What you have to do
Reproduce each line exactly. Skip none.

Dataset entries
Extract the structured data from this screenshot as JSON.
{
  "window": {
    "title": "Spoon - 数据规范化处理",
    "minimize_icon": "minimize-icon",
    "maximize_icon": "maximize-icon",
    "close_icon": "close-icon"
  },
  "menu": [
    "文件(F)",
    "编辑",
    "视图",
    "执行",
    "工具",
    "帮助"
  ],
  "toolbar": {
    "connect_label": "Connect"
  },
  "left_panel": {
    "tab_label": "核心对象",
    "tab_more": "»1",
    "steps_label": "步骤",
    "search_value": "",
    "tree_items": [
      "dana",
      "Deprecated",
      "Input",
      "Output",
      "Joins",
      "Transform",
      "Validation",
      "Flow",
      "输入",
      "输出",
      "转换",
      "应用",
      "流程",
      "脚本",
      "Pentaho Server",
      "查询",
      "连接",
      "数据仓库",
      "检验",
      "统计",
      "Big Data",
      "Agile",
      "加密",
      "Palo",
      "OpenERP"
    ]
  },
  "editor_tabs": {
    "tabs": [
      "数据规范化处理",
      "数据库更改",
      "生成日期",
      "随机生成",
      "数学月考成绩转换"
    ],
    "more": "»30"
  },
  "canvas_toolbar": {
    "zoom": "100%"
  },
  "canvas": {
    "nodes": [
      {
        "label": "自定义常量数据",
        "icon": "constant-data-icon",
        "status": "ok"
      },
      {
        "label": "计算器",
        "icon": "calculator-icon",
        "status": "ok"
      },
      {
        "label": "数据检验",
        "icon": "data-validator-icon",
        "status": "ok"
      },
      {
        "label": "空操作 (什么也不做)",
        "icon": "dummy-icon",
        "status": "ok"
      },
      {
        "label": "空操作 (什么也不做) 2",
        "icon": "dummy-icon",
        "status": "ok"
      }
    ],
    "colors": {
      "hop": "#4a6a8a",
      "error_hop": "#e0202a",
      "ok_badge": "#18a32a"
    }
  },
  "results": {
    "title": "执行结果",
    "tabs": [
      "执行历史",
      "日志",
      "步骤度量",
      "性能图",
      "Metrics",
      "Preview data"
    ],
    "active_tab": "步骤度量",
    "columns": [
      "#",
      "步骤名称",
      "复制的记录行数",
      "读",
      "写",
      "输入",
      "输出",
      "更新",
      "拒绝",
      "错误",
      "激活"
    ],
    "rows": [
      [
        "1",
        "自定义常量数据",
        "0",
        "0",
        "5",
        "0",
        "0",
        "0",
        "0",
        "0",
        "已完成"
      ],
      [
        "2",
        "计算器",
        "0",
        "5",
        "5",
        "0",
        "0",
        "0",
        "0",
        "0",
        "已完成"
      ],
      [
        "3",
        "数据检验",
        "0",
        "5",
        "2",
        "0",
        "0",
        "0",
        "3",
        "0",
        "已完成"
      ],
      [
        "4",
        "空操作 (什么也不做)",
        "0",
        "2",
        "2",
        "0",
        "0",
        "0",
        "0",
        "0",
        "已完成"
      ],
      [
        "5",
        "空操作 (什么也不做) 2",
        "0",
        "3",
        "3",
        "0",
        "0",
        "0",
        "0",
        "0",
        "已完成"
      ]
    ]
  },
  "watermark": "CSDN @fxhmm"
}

Worked answer
Extract the structured data from this screenshot as JSON.
{
  "window": {
    "title": "Spoon - 数据规范化处理",
    "minimize_icon": "minimize-icon",
    "maximize_icon": "maximize-icon",
    "close_icon": "close-icon"
  },
  "menu": [
    "文件(F)",
    "编辑",
    "视图",
    "执行",
    "工具",
    "帮助"
  ],
  "toolbar": {
    "connect_label": "Connect"
  },
  "left_panel": {
    "tab_label": "核心对象",
    "tab_more": "»1",
    "steps_label": "步骤",
    "search_value": "",
    "tree_items": [
      "dana",
      "Deprecated",
      "Input",
      "Output",
      "Joins",
      "Transform",
      "Validation",
      "Flow",
      "输入",
      "输出",
      "转换",
      "应用",
      "流程",
      "脚本",
      "Pentaho Server",
      "查询",
      "连接",
      "数据仓库",
      "检验",
      "统计",
      "Big Data",
      "Agile",
      "加密",
      "Palo",
      "OpenERP"
    ]
  },
  "editor_tabs": {
    "tabs": [
      "数据规范化处理",
      "数据库更改",
      "生成日期",
      "随机生成",
      "数学月考成绩转换"
    ],
    "more": "»30"
  },
  "canvas_toolbar": {
    "zoom": "100%"
  },
  "canvas": {
    "nodes": [
      {
        "label": "自定义常量数据",
        "icon": "constant-data-icon",
        "status": "ok"
      },
      {
        "label": "计算器",
        "icon": "calculator-icon",
        "status": "ok"
      },
      {
        "label": "数据检验",
        "icon": "data-validator-icon",
        "status": "ok"
      },
      {
        "label": "空操作 (什么也不做)",
        "icon": "dummy-icon",
        "status": "ok"
      },
      {
        "label": "空操作 (什么也不做) 2",
        "icon": "dummy-icon",
        "status": "ok"
      }
    ],
    "colors": {
      "hop": "#4a6a8a",
      "error_hop": "#e0202a",
      "ok_badge": "#18a32a"
    }
  },
  "results": {
    "title": "执行结果",
    "tabs": [
      "执行历史",
      "日志",
      "步骤度量",
      "性能图",
      "Metrics",
      "Preview data"
    ],
    "active_tab": "步骤度量",
    "columns": [
      "#",
      "步骤名称",
      "复制的记录行数",
      "读",
      "写",
      "输入",
      "输出",
      "更新",
      "拒绝",
      "错误",
      "激活"
    ],
    "rows": [
      [
        "1",
        "自定义常量数据",
        "0",
        "0",
        "5",
        "0",
        "0",
        "0",
        "0",
        "0",
        "已完成"
      ],
      [
        "2",
        "计算器",
        "0",
        "5",
        "5",
        "0",
        "0",
        "0",
        "0",
        "0",
        "已完成"
      ],
      [
        "3",
        "数据检验",
        "0",
        "5",
        "2",
        "0",
        "0",
        "0",
        "3",
        "0",
        "已完成"
      ],
      [
        "4",
        "空操作 (什么也不做)",
        "0",
        "2",
        "2",
        "0",
        "0",
        "0",
        "0",
        "0",
        "已完成"
      ],
      [
        "5",
        "空操作 (什么也不做) 2",
        "0",
        "3",
        "3",
        "0",
        "0",
        "0",
        "0",
        "0",
        "已完成"
      ]
    ]
  },
  "watermark": "CSDN @fxhmm"
}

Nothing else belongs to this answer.